*** Input

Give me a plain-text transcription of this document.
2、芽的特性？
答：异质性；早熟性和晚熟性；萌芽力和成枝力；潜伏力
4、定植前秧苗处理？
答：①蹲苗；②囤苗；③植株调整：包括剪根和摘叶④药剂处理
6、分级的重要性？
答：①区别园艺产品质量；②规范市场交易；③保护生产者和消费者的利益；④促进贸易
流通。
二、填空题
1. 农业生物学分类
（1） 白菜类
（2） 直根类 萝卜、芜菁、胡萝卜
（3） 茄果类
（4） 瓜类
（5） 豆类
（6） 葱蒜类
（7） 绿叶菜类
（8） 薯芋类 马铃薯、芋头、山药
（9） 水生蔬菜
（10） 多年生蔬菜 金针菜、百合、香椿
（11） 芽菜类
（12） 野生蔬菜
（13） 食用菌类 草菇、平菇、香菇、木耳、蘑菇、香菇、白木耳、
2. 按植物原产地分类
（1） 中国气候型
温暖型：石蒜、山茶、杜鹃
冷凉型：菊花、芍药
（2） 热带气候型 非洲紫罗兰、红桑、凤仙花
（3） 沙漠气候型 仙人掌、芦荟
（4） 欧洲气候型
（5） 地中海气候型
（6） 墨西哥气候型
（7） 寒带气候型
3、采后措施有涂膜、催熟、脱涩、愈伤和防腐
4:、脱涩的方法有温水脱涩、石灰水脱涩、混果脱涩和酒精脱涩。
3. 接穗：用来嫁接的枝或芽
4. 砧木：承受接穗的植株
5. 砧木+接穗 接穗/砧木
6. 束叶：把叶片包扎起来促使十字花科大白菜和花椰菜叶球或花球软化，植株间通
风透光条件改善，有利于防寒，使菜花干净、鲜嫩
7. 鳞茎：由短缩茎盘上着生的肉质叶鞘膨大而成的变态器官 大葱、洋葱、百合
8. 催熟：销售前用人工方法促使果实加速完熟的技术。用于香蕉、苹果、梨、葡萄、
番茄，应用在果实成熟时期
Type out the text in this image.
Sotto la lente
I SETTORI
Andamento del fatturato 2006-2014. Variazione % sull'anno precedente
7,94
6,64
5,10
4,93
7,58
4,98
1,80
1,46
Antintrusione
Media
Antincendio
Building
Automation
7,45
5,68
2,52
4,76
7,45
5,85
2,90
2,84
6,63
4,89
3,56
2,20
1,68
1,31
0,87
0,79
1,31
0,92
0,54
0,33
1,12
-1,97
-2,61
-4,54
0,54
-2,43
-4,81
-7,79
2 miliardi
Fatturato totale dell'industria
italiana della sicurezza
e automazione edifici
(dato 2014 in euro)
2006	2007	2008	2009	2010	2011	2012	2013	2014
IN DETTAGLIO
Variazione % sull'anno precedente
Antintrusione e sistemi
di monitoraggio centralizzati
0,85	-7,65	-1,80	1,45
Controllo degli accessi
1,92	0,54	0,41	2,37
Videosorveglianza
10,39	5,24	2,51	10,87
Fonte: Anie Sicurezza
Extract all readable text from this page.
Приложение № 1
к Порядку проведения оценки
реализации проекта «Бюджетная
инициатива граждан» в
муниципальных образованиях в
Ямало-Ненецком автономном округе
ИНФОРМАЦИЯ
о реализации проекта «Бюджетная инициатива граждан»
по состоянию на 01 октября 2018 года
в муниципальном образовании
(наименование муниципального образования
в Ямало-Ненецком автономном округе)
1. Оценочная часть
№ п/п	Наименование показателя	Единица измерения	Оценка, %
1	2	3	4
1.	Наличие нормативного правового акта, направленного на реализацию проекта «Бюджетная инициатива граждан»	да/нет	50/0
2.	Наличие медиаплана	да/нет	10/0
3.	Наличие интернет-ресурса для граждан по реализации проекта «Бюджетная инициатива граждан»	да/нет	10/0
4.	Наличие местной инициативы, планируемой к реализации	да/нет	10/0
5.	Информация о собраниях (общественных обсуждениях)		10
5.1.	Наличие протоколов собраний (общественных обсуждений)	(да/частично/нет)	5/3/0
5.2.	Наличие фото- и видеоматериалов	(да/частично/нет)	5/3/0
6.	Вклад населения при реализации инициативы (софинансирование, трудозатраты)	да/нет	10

******

Read through the entries and copy every line that includes "инициатива".

инициатива граждан» в
о реализации проекта «Бюджетная инициатива граждан»
1.	Наличие нормативного правового акта, направленного на реализацию проекта «Бюджетная инициатива граждан»	да/нет	50/0
3.	Наличие интернет-ресурса для граждан по реализации проекта «Бюджетная инициатива граждан»	да/нет	10/0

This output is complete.